= PROBLEM =
In the following material, identify every line holding the string "locations" and return it.

━━━━━━

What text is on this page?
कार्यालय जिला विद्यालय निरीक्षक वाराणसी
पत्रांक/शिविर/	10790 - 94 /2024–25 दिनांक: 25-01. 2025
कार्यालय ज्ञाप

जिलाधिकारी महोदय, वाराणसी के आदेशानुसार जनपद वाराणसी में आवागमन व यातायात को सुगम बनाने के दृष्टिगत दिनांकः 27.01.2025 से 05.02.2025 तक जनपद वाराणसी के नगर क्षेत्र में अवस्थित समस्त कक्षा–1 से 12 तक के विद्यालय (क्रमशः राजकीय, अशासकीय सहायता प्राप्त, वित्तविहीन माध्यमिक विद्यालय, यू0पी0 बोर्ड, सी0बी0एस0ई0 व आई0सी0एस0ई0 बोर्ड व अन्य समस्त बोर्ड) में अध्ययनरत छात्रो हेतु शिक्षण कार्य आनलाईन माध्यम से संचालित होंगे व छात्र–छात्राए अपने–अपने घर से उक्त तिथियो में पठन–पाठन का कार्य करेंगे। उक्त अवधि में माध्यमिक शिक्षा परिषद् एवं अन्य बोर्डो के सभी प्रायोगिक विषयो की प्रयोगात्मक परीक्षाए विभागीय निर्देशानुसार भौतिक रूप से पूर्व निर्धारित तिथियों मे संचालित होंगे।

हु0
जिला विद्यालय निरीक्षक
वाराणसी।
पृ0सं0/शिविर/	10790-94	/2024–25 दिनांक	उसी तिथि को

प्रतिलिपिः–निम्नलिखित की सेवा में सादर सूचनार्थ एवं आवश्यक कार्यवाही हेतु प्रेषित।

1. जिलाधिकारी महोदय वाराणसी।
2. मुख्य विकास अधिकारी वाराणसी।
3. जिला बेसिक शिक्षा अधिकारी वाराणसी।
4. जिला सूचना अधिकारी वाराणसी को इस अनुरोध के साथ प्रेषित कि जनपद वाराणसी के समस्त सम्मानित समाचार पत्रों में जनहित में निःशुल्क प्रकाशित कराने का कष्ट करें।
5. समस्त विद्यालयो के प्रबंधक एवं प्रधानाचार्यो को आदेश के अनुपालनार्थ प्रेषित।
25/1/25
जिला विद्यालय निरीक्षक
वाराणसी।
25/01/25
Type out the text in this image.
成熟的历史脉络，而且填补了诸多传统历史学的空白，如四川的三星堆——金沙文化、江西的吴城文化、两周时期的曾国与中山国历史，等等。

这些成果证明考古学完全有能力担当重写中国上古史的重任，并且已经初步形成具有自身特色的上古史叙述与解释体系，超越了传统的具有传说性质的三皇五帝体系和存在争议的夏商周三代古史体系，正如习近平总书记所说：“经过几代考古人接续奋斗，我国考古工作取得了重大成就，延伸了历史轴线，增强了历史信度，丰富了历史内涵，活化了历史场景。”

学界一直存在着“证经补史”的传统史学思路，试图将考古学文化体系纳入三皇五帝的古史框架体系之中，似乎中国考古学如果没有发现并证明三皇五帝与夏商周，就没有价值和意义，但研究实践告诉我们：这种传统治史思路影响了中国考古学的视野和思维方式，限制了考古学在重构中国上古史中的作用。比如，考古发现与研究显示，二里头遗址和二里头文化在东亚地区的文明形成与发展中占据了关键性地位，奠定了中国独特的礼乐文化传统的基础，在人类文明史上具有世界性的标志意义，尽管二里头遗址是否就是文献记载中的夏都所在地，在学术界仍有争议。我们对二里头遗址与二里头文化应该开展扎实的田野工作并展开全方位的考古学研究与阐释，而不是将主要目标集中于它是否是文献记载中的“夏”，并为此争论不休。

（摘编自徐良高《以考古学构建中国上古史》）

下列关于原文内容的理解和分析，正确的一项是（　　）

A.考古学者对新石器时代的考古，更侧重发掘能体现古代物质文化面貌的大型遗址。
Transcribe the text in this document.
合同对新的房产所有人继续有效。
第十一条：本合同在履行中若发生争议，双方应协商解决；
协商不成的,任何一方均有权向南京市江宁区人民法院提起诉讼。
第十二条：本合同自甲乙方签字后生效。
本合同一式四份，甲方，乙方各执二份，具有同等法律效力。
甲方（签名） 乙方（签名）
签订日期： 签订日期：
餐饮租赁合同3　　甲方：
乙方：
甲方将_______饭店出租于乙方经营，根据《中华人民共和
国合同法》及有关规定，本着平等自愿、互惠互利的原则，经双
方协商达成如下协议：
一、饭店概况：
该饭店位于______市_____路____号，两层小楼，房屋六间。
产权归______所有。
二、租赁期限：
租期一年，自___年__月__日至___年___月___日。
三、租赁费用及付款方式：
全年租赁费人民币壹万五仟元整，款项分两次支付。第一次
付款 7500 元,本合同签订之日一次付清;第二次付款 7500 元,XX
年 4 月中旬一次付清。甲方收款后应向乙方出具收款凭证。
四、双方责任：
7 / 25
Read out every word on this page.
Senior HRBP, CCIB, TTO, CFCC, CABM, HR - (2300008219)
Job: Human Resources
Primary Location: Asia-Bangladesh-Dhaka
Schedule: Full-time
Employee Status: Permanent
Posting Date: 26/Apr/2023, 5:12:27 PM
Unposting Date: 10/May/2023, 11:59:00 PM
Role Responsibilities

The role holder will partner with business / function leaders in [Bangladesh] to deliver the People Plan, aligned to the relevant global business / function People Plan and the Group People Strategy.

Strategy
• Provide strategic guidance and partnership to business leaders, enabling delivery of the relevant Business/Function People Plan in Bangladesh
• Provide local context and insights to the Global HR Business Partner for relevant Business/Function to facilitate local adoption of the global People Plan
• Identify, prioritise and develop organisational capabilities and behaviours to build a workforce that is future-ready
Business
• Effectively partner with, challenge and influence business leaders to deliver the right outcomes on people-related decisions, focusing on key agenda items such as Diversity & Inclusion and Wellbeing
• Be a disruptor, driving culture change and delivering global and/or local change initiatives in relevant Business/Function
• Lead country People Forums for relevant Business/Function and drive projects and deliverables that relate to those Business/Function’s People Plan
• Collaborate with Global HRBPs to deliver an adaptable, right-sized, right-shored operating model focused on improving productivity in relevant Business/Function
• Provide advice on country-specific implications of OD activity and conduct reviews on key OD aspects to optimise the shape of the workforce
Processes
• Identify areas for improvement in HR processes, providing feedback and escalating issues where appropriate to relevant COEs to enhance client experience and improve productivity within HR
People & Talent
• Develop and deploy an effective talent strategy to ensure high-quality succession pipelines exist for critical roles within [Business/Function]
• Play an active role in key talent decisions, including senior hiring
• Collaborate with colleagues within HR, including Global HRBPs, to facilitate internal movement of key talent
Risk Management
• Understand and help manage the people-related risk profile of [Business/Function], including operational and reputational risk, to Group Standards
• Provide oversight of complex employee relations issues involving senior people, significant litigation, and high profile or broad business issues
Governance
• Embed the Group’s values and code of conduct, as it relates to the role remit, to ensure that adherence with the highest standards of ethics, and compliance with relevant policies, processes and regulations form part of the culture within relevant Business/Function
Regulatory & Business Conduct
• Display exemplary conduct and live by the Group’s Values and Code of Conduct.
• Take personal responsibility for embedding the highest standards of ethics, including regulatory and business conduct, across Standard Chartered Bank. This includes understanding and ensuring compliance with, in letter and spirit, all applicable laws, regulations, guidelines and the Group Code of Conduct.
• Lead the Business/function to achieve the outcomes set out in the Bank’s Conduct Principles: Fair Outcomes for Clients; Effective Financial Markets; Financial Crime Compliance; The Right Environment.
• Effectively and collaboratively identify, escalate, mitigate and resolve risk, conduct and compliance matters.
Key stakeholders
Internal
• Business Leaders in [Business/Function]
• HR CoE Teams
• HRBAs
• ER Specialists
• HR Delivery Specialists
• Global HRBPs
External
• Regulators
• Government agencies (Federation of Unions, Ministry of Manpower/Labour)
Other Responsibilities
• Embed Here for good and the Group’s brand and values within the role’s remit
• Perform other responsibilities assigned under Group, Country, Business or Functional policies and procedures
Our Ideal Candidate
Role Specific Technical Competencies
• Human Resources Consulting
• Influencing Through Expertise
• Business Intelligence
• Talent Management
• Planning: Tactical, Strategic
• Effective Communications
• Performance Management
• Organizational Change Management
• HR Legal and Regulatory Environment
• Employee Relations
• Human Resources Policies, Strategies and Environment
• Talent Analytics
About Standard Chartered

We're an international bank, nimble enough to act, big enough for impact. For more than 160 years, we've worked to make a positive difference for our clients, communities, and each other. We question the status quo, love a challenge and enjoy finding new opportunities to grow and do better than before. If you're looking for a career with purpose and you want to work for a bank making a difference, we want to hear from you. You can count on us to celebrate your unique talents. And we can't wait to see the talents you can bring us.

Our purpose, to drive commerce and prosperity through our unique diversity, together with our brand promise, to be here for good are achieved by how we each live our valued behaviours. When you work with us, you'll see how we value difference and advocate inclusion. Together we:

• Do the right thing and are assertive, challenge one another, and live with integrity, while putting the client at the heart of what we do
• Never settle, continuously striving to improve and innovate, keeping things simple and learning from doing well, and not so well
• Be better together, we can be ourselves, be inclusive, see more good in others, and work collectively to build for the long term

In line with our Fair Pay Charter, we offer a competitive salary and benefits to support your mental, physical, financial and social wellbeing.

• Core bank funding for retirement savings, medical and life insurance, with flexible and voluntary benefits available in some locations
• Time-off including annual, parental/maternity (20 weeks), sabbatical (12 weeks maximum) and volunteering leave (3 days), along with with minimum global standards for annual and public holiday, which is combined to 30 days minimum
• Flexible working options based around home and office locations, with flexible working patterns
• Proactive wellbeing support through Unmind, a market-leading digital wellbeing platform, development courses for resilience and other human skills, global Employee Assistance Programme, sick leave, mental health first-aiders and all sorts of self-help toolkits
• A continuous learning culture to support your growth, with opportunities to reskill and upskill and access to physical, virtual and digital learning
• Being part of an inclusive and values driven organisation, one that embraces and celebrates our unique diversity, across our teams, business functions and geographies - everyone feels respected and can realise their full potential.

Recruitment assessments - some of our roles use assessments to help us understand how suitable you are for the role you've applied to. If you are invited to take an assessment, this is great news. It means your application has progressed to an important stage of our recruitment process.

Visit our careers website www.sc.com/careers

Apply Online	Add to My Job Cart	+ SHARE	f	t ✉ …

━━━━━━

= EXERCISE RESULT =
• Core bank funding for retirement savings, medical and life insurance, with flexible and voluntary benefits available in some locations
• Flexible working options based around home and office locations, with flexible working patterns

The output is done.